WORK TO BE COMPLETED -
Only lines holding the string "name" are wanted; copy each one from the material.

ENTRIES SHOWN -

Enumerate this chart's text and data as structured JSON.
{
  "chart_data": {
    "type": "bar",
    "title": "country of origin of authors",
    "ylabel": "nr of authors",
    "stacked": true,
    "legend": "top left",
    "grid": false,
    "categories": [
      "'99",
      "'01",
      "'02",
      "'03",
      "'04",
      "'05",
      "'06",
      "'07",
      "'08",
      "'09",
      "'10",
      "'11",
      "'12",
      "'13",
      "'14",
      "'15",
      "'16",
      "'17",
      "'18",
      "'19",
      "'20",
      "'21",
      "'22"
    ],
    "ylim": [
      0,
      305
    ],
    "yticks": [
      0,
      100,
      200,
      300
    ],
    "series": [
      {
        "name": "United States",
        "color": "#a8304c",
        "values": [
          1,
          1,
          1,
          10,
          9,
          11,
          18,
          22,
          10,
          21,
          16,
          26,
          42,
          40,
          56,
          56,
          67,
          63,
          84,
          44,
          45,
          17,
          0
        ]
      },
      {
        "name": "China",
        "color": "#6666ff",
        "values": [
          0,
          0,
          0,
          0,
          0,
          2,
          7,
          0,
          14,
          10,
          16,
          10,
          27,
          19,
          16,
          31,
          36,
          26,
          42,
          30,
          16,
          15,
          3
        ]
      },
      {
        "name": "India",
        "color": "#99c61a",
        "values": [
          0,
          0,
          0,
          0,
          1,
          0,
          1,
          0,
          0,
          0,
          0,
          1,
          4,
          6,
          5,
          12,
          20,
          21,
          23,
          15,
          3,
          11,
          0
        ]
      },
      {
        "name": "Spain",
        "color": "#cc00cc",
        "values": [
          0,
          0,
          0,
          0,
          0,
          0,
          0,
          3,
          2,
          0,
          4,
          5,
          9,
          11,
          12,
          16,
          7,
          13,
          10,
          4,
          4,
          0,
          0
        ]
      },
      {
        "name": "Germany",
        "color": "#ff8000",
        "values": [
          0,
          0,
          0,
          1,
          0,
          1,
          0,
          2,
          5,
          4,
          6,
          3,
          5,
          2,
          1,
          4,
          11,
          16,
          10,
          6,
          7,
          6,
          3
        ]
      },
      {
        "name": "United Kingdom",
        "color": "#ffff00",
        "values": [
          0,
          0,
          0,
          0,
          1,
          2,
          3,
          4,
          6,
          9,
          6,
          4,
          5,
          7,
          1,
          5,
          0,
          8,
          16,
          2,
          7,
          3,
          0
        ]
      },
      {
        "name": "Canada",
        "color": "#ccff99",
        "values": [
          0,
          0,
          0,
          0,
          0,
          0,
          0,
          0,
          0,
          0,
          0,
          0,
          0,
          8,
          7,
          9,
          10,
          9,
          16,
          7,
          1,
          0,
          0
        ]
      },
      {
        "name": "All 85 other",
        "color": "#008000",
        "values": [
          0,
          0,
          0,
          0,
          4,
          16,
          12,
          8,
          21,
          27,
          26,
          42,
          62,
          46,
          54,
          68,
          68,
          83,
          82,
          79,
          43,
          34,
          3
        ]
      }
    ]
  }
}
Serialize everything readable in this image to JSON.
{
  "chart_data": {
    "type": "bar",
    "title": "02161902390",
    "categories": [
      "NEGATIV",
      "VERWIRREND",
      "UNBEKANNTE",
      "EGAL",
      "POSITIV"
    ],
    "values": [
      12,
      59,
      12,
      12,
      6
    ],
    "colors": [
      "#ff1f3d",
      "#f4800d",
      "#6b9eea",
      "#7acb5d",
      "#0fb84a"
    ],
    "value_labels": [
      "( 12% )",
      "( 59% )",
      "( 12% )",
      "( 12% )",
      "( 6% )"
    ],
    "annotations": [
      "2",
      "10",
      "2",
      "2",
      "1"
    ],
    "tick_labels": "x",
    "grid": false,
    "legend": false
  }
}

REPLY -
        "name": "United States",
        "name": "China",
        "name": "India",
        "name": "Spain",
        "name": "Germany",
        "name": "United Kingdom",
        "name": "Canada",
        "name": "All 85 other",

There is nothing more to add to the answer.